§ WRITTEN INSTRUCTION
Set down every entry word for word. Omit the pictures.

§ DATA FOR THIS EXERCISE
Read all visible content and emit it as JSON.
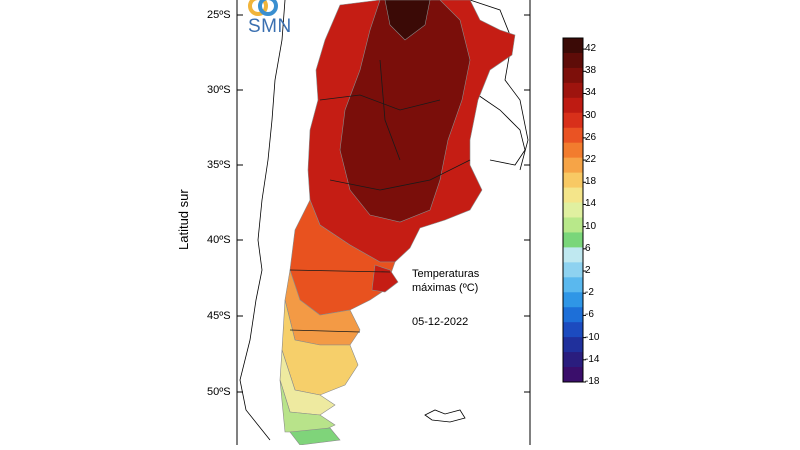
{
  "logo": {
    "text": "SMN"
  },
  "map": {
    "ylabel": "Latitud sur",
    "latitude_labels": [
      "25ºS",
      "30ºS",
      "35ºS",
      "40ºS",
      "45ºS",
      "50ºS"
    ],
    "annotation_title_line1": "Temperaturas",
    "annotation_title_line2": "máximas (ºC)",
    "annotation_date": "05-12-2022"
  },
  "colorbar": {
    "tick_labels": [
      "42",
      "38",
      "34",
      "30",
      "26",
      "22",
      "18",
      "14",
      "10",
      "6",
      "2",
      "-2",
      "-6",
      "-10",
      "-14",
      "-18"
    ],
    "colors": [
      "#3b0a06",
      "#5e0c08",
      "#7d0f0a",
      "#9e140e",
      "#be1b12",
      "#d8301a",
      "#ea5323",
      "#f27c2e",
      "#f6a447",
      "#f8c964",
      "#f4e58a",
      "#e0f0a0",
      "#b8e88a",
      "#7ad67a",
      "#bfe8f0",
      "#8ed2f0",
      "#5ab8ee",
      "#2f96e6",
      "#1d6fd8",
      "#1c4bbf",
      "#20309c",
      "#2a1d7e",
      "#3a0e6b"
    ],
    "min": -18,
    "max": 44
  }
}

§ TASK SOLUTION
Read all visible content and emit it as JSON.
{
  "logo": {
    "text": "SMN"
  },
  "map": {
    "ylabel": "Latitud sur",
    "latitude_labels": [
      "25ºS",
      "30ºS",
      "35ºS",
      "40ºS",
      "45ºS",
      "50ºS"
    ],
    "annotation_title_line1": "Temperaturas",
    "annotation_title_line2": "máximas (ºC)",
    "annotation_date": "05-12-2022"
  },
  "colorbar": {
    "tick_labels": [
      "42",
      "38",
      "34",
      "30",
      "26",
      "22",
      "18",
      "14",
      "10",
      "6",
      "2",
      "-2",
      "-6",
      "-10",
      "-14",
      "-18"
    ],
    "colors": [
      "#3b0a06",
      "#5e0c08",
      "#7d0f0a",
      "#9e140e",
      "#be1b12",
      "#d8301a",
      "#ea5323",
      "#f27c2e",
      "#f6a447",
      "#f8c964",
      "#f4e58a",
      "#e0f0a0",
      "#b8e88a",
      "#7ad67a",
      "#bfe8f0",
      "#8ed2f0",
      "#5ab8ee",
      "#2f96e6",
      "#1d6fd8",
      "#1c4bbf",
      "#20309c",
      "#2a1d7e",
      "#3a0e6b"
    ],
    "min": -18,
    "max": 44
  }
}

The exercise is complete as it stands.